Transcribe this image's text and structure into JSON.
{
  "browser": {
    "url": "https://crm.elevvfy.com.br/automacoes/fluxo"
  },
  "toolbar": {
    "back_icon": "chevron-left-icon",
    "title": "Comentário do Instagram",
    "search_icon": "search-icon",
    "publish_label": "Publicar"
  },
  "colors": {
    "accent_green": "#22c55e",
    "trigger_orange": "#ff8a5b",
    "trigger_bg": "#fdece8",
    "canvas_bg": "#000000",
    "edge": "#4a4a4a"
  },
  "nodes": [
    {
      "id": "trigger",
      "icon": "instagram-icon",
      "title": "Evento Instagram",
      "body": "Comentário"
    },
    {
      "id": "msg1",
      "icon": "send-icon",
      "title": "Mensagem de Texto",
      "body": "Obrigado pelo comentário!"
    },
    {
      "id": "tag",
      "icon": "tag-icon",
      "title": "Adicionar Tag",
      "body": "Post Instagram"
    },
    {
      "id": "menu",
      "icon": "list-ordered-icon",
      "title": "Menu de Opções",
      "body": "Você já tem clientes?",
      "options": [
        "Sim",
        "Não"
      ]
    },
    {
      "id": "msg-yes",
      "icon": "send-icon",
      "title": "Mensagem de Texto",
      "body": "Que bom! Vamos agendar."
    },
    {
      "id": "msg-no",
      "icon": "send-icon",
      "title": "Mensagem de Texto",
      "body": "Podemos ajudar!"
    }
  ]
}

———

-- Short exercise --
Return each line of the data that contains the string "body".

-- Written response --
      "body": "Comentário"
      "body": "Obrigado pelo comentário!"
      "body": "Post Instagram"
      "body": "Você já tem clientes?",
      "body": "Que bom! Vamos agendar."
      "body": "Podemos ajudar!"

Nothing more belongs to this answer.